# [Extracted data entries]
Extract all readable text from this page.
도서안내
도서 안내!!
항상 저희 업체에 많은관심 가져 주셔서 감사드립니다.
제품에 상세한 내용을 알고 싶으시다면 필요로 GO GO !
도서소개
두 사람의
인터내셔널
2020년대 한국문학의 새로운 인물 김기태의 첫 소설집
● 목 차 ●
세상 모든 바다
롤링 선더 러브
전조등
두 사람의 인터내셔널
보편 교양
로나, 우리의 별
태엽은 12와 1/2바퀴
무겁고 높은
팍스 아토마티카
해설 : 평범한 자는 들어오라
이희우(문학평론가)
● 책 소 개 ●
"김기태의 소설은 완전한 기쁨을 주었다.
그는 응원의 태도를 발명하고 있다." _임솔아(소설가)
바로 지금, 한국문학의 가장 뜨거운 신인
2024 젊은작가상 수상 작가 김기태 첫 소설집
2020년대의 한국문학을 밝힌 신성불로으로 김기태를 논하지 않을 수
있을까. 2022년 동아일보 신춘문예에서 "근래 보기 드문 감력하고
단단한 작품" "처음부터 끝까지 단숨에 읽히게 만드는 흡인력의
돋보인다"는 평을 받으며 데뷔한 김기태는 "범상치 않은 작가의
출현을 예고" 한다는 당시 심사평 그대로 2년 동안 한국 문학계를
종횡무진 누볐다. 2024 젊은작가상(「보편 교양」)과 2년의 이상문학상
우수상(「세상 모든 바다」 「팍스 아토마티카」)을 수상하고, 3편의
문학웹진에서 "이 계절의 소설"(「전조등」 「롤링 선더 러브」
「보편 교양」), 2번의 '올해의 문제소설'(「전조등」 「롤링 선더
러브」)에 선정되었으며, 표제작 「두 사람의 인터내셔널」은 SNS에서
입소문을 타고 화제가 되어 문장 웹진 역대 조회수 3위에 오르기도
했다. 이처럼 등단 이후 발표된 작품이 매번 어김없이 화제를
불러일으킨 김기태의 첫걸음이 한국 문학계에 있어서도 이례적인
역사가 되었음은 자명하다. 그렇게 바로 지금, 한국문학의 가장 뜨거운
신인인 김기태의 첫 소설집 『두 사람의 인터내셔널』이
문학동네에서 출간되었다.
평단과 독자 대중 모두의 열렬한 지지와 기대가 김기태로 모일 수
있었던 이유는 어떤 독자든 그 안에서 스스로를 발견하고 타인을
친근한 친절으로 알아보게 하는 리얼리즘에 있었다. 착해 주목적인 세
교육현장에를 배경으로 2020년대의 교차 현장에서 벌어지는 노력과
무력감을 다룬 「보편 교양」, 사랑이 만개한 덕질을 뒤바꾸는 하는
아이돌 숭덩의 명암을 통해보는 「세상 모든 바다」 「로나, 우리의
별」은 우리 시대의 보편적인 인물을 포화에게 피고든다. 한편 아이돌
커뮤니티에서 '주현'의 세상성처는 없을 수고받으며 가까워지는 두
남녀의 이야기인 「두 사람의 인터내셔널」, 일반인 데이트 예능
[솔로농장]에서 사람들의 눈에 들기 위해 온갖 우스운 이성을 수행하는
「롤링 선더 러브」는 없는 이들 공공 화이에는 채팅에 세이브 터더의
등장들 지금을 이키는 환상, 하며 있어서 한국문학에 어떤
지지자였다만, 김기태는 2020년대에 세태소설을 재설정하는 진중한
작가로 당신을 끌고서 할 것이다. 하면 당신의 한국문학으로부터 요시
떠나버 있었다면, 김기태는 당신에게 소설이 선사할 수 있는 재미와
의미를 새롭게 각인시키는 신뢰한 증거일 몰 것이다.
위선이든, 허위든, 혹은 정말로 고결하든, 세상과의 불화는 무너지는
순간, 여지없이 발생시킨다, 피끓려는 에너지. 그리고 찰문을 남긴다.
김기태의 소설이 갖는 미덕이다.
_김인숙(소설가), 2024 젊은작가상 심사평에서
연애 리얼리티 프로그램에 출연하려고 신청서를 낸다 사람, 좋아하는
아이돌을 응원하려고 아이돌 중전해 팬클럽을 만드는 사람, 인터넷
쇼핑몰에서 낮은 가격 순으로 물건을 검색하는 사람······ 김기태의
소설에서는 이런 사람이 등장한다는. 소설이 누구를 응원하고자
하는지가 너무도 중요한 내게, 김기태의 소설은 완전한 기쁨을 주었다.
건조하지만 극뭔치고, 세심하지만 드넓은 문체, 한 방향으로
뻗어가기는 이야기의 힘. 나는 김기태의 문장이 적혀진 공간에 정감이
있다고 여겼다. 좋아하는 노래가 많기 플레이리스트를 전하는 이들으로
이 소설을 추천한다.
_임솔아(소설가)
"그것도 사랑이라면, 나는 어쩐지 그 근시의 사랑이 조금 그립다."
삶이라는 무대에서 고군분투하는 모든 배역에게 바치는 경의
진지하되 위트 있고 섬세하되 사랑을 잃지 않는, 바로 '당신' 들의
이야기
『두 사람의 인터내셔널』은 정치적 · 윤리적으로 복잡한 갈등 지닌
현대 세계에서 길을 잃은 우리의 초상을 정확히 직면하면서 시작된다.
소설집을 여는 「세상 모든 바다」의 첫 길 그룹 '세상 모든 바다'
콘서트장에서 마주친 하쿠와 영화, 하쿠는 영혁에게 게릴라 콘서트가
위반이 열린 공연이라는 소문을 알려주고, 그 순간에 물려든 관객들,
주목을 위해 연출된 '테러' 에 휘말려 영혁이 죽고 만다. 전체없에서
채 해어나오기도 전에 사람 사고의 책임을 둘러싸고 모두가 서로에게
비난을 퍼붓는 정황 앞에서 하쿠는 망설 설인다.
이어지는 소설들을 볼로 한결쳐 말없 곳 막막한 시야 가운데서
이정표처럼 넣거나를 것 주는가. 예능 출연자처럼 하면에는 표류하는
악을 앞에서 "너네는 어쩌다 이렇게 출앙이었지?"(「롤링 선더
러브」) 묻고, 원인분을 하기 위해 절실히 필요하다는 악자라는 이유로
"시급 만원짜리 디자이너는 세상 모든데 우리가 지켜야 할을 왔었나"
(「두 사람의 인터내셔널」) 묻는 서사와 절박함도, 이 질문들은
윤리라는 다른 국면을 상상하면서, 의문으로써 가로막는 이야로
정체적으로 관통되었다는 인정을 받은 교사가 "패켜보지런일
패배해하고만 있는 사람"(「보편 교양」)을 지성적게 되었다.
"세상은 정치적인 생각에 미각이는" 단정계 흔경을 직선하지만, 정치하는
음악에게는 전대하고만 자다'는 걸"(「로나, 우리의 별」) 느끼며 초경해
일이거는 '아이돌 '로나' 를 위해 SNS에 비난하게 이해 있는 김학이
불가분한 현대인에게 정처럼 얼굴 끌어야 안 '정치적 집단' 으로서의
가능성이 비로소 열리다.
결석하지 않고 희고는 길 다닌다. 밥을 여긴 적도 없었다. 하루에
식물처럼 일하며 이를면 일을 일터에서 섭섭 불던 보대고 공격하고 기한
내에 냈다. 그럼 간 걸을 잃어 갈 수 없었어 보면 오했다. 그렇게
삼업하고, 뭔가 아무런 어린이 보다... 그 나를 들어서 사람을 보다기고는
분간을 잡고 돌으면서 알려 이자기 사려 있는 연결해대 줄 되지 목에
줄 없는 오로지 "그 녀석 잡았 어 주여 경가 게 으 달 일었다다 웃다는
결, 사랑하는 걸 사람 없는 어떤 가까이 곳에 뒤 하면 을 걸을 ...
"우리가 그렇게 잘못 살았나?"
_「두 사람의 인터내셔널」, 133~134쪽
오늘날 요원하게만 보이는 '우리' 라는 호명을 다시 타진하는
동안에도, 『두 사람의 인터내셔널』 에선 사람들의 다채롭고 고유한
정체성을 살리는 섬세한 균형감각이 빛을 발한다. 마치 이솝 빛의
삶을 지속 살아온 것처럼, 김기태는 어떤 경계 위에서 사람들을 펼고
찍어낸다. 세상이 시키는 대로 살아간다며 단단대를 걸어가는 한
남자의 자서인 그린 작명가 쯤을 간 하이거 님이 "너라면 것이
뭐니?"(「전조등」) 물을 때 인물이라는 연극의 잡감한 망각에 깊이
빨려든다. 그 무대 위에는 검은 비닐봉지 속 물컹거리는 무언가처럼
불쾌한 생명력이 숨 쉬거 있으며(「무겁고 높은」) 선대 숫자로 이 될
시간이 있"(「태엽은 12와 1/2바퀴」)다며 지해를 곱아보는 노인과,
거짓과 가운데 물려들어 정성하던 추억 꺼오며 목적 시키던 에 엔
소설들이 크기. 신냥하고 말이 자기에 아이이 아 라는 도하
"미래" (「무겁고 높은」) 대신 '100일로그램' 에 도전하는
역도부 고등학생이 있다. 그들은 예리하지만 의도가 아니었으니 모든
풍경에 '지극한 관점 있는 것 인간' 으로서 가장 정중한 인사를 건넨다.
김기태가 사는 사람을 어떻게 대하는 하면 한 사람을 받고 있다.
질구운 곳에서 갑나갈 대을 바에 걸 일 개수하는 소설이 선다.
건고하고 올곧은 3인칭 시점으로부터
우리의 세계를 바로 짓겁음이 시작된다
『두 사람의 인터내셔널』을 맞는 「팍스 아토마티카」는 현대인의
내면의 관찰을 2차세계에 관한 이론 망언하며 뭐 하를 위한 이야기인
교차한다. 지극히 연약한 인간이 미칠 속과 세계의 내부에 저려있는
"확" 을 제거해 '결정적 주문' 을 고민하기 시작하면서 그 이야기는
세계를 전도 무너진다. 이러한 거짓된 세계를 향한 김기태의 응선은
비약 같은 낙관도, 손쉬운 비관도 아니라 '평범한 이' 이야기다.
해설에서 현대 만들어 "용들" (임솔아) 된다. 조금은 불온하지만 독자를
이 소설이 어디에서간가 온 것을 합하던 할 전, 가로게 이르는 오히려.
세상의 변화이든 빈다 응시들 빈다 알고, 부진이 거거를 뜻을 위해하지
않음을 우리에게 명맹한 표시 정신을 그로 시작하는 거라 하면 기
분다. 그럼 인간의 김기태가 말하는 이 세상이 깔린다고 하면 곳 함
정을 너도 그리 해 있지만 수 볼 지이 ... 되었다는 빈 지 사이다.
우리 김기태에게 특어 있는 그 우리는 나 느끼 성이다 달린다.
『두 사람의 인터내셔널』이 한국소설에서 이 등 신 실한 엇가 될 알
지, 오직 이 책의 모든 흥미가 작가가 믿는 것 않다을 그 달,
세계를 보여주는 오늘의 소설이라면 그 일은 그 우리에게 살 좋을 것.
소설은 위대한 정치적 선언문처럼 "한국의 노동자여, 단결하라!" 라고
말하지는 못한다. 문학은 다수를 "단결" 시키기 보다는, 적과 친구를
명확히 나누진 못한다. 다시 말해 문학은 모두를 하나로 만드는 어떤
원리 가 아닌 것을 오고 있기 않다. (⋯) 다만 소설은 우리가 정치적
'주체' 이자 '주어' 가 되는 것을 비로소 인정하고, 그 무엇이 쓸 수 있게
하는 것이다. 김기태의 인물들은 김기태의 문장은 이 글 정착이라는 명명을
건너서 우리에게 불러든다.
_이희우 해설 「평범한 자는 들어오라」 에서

# [DIRECTION]
From the records above, pull out each line that has "시작된다".

# [RESULT OF THE EXERCISE]
현대 세계에서 길을 잃은 우리의 초상을 정확히 직면하면서 시작된다.
우리의 세계를 바로 짓겁음이 시작된다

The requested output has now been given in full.